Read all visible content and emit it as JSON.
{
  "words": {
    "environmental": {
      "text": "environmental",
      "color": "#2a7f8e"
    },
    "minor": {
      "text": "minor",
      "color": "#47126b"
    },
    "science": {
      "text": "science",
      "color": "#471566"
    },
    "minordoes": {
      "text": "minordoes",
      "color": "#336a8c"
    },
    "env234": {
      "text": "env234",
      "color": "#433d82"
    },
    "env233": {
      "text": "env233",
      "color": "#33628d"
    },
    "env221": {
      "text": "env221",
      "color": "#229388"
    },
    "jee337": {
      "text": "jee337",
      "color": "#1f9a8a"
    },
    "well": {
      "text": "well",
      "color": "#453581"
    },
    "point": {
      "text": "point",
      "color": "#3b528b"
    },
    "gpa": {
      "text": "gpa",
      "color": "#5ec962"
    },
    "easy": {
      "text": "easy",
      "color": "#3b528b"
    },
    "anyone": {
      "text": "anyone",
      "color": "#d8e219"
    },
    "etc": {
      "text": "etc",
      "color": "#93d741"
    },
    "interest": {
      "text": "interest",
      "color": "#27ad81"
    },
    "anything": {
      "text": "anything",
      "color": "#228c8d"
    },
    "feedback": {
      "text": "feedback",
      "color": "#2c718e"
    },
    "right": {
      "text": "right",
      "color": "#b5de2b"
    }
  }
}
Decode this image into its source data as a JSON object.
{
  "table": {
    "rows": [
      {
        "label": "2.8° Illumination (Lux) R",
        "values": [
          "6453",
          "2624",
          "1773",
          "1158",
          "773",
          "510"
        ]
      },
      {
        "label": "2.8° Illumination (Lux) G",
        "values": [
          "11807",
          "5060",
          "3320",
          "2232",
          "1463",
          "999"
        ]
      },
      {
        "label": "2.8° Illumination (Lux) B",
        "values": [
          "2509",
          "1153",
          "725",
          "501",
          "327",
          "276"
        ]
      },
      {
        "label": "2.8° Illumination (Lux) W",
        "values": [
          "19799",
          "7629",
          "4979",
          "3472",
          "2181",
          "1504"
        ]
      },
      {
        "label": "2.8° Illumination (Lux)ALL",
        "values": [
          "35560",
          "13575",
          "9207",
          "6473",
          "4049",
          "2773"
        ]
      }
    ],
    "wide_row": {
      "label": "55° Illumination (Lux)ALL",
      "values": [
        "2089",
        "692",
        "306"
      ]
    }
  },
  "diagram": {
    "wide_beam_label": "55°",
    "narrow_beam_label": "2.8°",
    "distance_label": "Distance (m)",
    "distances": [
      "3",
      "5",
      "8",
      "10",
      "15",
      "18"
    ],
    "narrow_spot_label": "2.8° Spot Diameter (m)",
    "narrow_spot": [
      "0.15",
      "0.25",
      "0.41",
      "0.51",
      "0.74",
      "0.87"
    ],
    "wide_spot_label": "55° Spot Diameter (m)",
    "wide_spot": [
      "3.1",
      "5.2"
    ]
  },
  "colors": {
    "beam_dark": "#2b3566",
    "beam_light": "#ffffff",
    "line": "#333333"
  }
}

────

- **REQUIRED TASK**: Look through the entries and find each line that has the string "Diameter". Copy those lines.

- **ANSWER TO THIS EXERCISE**:
    "narrow_spot_label": "2.8° Spot Diameter (m)",
    "wide_spot_label": "55° Spot Diameter (m)",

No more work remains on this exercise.